* start DATA SHOWN *
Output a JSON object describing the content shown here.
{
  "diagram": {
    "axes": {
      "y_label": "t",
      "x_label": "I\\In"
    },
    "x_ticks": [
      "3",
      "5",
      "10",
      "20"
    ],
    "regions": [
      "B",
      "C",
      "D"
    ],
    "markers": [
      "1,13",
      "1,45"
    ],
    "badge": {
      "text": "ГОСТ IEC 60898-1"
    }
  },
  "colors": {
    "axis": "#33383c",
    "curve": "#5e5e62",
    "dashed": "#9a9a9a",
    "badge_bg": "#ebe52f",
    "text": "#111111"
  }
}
* end DATA SHOWN *
- [WHAT TO PRODUCE]: Copy every record above exactly as it appears.

- [EXERCISE ANSWER]:
Output a JSON object describing the content shown here.
{
  "diagram": {
    "axes": {
      "y_label": "t",
      "x_label": "I\\In"
    },
    "x_ticks": [
      "3",
      "5",
      "10",
      "20"
    ],
    "regions": [
      "B",
      "C",
      "D"
    ],
    "markers": [
      "1,13",
      "1,45"
    ],
    "badge": {
      "text": "ГОСТ IEC 60898-1"
    }
  },
  "colors": {
    "axis": "#33383c",
    "curve": "#5e5e62",
    "dashed": "#9a9a9a",
    "badge_bg": "#ebe52f",
    "text": "#111111"
  }
}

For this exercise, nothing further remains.